Written task
Reproduce the records below exactly as they appear.

··· Data provided ···

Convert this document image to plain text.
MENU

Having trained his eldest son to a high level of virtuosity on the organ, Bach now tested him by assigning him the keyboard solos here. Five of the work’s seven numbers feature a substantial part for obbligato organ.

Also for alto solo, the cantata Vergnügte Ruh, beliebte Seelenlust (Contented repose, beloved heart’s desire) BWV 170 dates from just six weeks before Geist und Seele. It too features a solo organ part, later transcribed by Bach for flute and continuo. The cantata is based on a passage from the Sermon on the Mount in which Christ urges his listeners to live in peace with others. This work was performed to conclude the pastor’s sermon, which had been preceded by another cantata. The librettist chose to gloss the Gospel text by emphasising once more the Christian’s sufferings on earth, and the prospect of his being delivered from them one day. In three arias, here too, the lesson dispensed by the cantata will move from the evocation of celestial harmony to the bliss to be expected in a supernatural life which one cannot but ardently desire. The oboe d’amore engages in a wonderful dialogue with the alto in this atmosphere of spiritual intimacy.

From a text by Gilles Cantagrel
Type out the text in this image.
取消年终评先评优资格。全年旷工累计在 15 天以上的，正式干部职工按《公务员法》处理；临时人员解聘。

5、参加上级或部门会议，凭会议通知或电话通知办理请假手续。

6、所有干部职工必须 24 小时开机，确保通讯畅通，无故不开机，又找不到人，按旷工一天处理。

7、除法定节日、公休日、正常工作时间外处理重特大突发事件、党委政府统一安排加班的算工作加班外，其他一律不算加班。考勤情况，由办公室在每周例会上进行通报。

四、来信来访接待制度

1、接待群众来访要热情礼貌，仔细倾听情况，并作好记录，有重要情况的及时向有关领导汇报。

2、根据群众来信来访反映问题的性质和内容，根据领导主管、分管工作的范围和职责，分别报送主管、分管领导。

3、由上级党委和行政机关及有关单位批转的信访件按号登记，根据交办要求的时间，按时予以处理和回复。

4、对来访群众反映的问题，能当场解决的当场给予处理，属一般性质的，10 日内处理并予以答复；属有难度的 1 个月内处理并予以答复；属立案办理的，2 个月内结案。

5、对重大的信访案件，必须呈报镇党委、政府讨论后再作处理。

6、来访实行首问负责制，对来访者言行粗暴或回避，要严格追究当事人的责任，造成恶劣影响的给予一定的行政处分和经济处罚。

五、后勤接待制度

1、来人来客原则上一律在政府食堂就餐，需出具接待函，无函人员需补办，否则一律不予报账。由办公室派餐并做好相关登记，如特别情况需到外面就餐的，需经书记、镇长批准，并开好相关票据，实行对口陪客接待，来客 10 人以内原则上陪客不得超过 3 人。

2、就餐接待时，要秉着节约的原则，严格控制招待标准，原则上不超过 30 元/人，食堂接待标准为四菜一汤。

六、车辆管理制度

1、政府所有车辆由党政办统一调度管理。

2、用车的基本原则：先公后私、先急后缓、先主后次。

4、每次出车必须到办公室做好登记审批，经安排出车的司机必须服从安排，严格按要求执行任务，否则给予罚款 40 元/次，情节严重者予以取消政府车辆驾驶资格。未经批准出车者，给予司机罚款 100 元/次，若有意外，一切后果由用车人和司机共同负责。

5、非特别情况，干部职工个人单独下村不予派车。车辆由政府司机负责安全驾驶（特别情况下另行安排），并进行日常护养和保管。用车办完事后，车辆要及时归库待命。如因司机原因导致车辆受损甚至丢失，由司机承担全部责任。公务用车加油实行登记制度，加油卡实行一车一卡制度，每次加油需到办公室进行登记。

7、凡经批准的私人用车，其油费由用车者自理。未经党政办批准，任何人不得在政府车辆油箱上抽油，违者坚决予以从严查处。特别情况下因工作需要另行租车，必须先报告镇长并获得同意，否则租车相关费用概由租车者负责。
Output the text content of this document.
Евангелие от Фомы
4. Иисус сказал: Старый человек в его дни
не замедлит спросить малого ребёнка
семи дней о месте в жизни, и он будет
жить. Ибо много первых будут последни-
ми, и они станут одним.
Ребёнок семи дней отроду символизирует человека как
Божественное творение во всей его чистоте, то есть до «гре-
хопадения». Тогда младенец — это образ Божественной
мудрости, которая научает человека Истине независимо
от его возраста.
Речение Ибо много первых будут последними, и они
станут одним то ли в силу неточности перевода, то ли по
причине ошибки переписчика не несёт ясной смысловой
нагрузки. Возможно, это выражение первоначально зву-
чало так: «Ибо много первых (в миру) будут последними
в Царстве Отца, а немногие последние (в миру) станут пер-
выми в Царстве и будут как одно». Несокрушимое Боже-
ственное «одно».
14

···

Complete output
Convert this document image to plain text.
MENU

Having trained his eldest son to a high level of virtuosity on the organ, Bach now tested him by assigning him the keyboard solos here. Five of the work’s seven numbers feature a substantial part for obbligato organ.

Also for alto solo, the cantata Vergnügte Ruh, beliebte Seelenlust (Contented repose, beloved heart’s desire) BWV 170 dates from just six weeks before Geist und Seele. It too features a solo organ part, later transcribed by Bach for flute and continuo. The cantata is based on a passage from the Sermon on the Mount in which Christ urges his listeners to live in peace with others. This work was performed to conclude the pastor’s sermon, which had been preceded by another cantata. The librettist chose to gloss the Gospel text by emphasising once more the Christian’s sufferings on earth, and the prospect of his being delivered from them one day. In three arias, here too, the lesson dispensed by the cantata will move from the evocation of celestial harmony to the bliss to be expected in a supernatural life which one cannot but ardently desire. The oboe d’amore engages in a wonderful dialogue with the alto in this atmosphere of spiritual intimacy.

From a text by Gilles Cantagrel
Type out the text in this image.
取消年终评先评优资格。全年旷工累计在 15 天以上的，正式干部职工按《公务员法》处理；临时人员解聘。

5、参加上级或部门会议，凭会议通知或电话通知办理请假手续。

6、所有干部职工必须 24 小时开机，确保通讯畅通，无故不开机，又找不到人，按旷工一天处理。

7、除法定节日、公休日、正常工作时间外处理重特大突发事件、党委政府统一安排加班的算工作加班外，其他一律不算加班。考勤情况，由办公室在每周例会上进行通报。

四、来信来访接待制度

1、接待群众来访要热情礼貌，仔细倾听情况，并作好记录，有重要情况的及时向有关领导汇报。

2、根据群众来信来访反映问题的性质和内容，根据领导主管、分管工作的范围和职责，分别报送主管、分管领导。

3、由上级党委和行政机关及有关单位批转的信访件按号登记，根据交办要求的时间，按时予以处理和回复。

4、对来访群众反映的问题，能当场解决的当场给予处理，属一般性质的，10 日内处理并予以答复；属有难度的 1 个月内处理并予以答复；属立案办理的，2 个月内结案。

5、对重大的信访案件，必须呈报镇党委、政府讨论后再作处理。

6、来访实行首问负责制，对来访者言行粗暴或回避，要严格追究当事人的责任，造成恶劣影响的给予一定的行政处分和经济处罚。

五、后勤接待制度

1、来人来客原则上一律在政府食堂就餐，需出具接待函，无函人员需补办，否则一律不予报账。由办公室派餐并做好相关登记，如特别情况需到外面就餐的，需经书记、镇长批准，并开好相关票据，实行对口陪客接待，来客 10 人以内原则上陪客不得超过 3 人。

2、就餐接待时，要秉着节约的原则，严格控制招待标准，原则上不超过 30 元/人，食堂接待标准为四菜一汤。

六、车辆管理制度

1、政府所有车辆由党政办统一调度管理。

2、用车的基本原则：先公后私、先急后缓、先主后次。

4、每次出车必须到办公室做好登记审批，经安排出车的司机必须服从安排，严格按要求执行任务，否则给予罚款 40 元/次，情节严重者予以取消政府车辆驾驶资格。未经批准出车者，给予司机罚款 100 元/次，若有意外，一切后果由用车人和司机共同负责。

5、非特别情况，干部职工个人单独下村不予派车。车辆由政府司机负责安全驾驶（特别情况下另行安排），并进行日常护养和保管。用车办完事后，车辆要及时归库待命。如因司机原因导致车辆受损甚至丢失，由司机承担全部责任。公务用车加油实行登记制度，加油卡实行一车一卡制度，每次加油需到办公室进行登记。

7、凡经批准的私人用车，其油费由用车者自理。未经党政办批准，任何人不得在政府车辆油箱上抽油，违者坚决予以从严查处。特别情况下因工作需要另行租车，必须先报告镇长并获得同意，否则租车相关费用概由租车者负责。
Output the text content of this document.
Евангелие от Фомы
4. Иисус сказал: Старый человек в его дни
не замедлит спросить малого ребёнка
семи дней о месте в жизни, и он будет
жить. Ибо много первых будут последни-
ми, и они станут одним.
Ребёнок семи дней отроду символизирует человека как
Божественное творение во всей его чистоте, то есть до «гре-
хопадения». Тогда младенец — это образ Божественной
мудрости, которая научает человека Истине независимо
от его возраста.
Речение Ибо много первых будут последними, и они
станут одним то ли в силу неточности перевода, то ли по
причине ошибки переписчика не несёт ясной смысловой
нагрузки. Возможно, это выражение первоначально зву-
чало так: «Ибо много первых (в миру) будут последними
в Царстве Отца, а немногие последние (в миру) станут пер-
выми в Царстве и будут как одно». Несокрушимое Боже-
ственное «одно».
14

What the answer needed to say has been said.